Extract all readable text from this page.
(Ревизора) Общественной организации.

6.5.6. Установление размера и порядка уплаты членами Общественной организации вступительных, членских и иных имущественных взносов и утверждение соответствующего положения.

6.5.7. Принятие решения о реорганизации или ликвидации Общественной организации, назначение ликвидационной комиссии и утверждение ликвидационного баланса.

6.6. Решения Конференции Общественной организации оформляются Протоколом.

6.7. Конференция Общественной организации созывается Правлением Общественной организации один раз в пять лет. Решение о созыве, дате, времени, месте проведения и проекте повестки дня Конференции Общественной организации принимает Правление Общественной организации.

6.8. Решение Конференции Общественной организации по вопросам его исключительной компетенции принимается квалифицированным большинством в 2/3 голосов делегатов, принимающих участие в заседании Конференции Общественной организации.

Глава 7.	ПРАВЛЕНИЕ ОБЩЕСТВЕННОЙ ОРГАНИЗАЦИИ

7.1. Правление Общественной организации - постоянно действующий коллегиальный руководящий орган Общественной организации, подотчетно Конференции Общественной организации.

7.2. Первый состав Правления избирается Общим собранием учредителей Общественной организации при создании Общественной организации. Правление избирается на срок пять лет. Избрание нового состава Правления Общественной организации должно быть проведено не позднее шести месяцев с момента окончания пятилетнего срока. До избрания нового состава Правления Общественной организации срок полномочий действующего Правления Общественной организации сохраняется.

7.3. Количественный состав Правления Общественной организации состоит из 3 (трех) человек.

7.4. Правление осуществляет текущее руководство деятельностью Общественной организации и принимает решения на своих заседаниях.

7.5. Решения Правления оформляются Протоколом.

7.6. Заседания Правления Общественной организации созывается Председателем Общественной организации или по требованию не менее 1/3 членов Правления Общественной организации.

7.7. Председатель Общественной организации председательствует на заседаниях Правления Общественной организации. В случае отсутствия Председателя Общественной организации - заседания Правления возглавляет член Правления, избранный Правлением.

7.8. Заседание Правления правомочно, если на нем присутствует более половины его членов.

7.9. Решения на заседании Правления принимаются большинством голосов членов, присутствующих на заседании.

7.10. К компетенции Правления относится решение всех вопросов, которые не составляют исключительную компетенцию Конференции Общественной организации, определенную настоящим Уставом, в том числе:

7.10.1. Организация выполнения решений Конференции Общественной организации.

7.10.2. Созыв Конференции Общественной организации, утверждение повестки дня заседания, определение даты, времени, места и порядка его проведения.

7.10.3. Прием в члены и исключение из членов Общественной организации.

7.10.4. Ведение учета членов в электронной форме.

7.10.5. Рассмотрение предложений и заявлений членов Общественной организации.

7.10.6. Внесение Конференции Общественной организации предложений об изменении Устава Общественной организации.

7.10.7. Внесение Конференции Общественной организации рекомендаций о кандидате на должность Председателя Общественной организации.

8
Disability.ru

Aim of the task »
Scan the data above and copy every line with "повестки" in it.

Response for this exercise »
6.7. Конференция Общественной организации созывается Правлением Общественной организации один раз в пять лет. Решение о созыве, дате, времени, месте проведения и проекте повестки дня Конференции Общественной организации принимает Правление Общественной организации.
7.10.2. Созыв Конференции Общественной организации, утверждение повестки дня заседания, определение даты, времени, места и порядка его проведения.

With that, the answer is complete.